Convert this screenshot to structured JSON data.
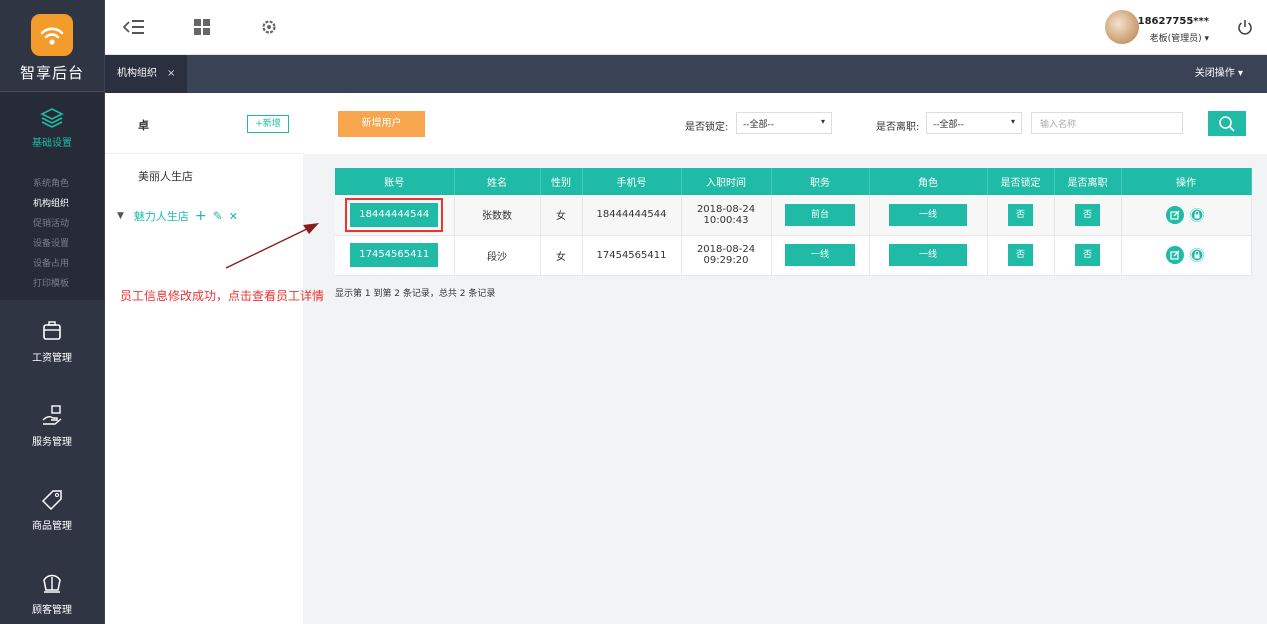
{
  "app": {
    "logo_text": "智享后台"
  },
  "sidebar": {
    "basic_label": "基础设置",
    "sub_items": [
      "系统角色",
      "机构组织",
      "促销活动",
      "设备设置",
      "设备占用",
      "打印模板"
    ],
    "active_sub_index": 1,
    "main_items": [
      {
        "label": "工资管理",
        "icon": "briefcase-icon"
      },
      {
        "label": "服务管理",
        "icon": "hand-service-icon"
      },
      {
        "label": "商品管理",
        "icon": "sale-tag-icon"
      },
      {
        "label": "顾客管理",
        "icon": "crown-icon"
      }
    ]
  },
  "topbar": {
    "username": "18627755***",
    "role": "老板(管理员)",
    "icons": [
      "menu-collapse-icon",
      "grid-icon",
      "gear-icon",
      "power-icon"
    ]
  },
  "tabs": {
    "active_tab": "机构组织",
    "close_glyph": "×",
    "close_ops": "关闭操作"
  },
  "org": {
    "title": "卓",
    "add_label": "+新增",
    "items": [
      "美丽人生店",
      "魅力人生店"
    ],
    "action_glyphs": [
      "+",
      "✎",
      "✕"
    ]
  },
  "filters": {
    "add_user": "新增用户",
    "lock_label": "是否锁定:",
    "lock_value": "--全部--",
    "leave_label": "是否离职:",
    "leave_value": "--全部--",
    "search_placeholder": "输入名称"
  },
  "table": {
    "headers": [
      "账号",
      "姓名",
      "性别",
      "手机号",
      "入职时间",
      "职务",
      "角色",
      "是否锁定",
      "是否离职",
      "操作"
    ],
    "rows": [
      {
        "account": "18444444544",
        "name": "张数数",
        "gender": "女",
        "phone": "18444444544",
        "hire_date": "2018-08-24",
        "hire_time": "10:00:43",
        "position": "前台",
        "role": "一线",
        "locked": "否",
        "left": "否"
      },
      {
        "account": "17454565411",
        "name": "段沙",
        "gender": "女",
        "phone": "17454565411",
        "hire_date": "2018-08-24",
        "hire_time": "09:29:20",
        "position": "一线",
        "role": "一线",
        "locked": "否",
        "left": "否"
      }
    ],
    "pager": "显示第 1 到第 2 条记录，总共 2 条记录"
  },
  "annotation": "员工信息修改成功，点击查看员工详情",
  "colors": {
    "accent": "#1fbba6",
    "orange": "#f7a64d",
    "sidebar": "#2f3543",
    "alert": "#e33333"
  }
}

##############################

__Problem to solve__
In the copy, include all records verbatim but no images.

__Response__
Convert this screenshot to structured JSON data.
{
  "app": {
    "logo_text": "智享后台"
  },
  "sidebar": {
    "basic_label": "基础设置",
    "sub_items": [
      "系统角色",
      "机构组织",
      "促销活动",
      "设备设置",
      "设备占用",
      "打印模板"
    ],
    "active_sub_index": 1,
    "main_items": [
      {
        "label": "工资管理",
        "icon": "briefcase-icon"
      },
      {
        "label": "服务管理",
        "icon": "hand-service-icon"
      },
      {
        "label": "商品管理",
        "icon": "sale-tag-icon"
      },
      {
        "label": "顾客管理",
        "icon": "crown-icon"
      }
    ]
  },
  "topbar": {
    "username": "18627755***",
    "role": "老板(管理员)",
    "icons": [
      "menu-collapse-icon",
      "grid-icon",
      "gear-icon",
      "power-icon"
    ]
  },
  "tabs": {
    "active_tab": "机构组织",
    "close_glyph": "×",
    "close_ops": "关闭操作"
  },
  "org": {
    "title": "卓",
    "add_label": "+新增",
    "items": [
      "美丽人生店",
      "魅力人生店"
    ],
    "action_glyphs": [
      "+",
      "✎",
      "✕"
    ]
  },
  "filters": {
    "add_user": "新增用户",
    "lock_label": "是否锁定:",
    "lock_value": "--全部--",
    "leave_label": "是否离职:",
    "leave_value": "--全部--",
    "search_placeholder": "输入名称"
  },
  "table": {
    "headers": [
      "账号",
      "姓名",
      "性别",
      "手机号",
      "入职时间",
      "职务",
      "角色",
      "是否锁定",
      "是否离职",
      "操作"
    ],
    "rows": [
      {
        "account": "18444444544",
        "name": "张数数",
        "gender": "女",
        "phone": "18444444544",
        "hire_date": "2018-08-24",
        "hire_time": "10:00:43",
        "position": "前台",
        "role": "一线",
        "locked": "否",
        "left": "否"
      },
      {
        "account": "17454565411",
        "name": "段沙",
        "gender": "女",
        "phone": "17454565411",
        "hire_date": "2018-08-24",
        "hire_time": "09:29:20",
        "position": "一线",
        "role": "一线",
        "locked": "否",
        "left": "否"
      }
    ],
    "pager": "显示第 1 到第 2 条记录，总共 2 条记录"
  },
  "annotation": "员工信息修改成功，点击查看员工详情",
  "colors": {
    "accent": "#1fbba6",
    "orange": "#f7a64d",
    "sidebar": "#2f3543",
    "alert": "#e33333"
  }
}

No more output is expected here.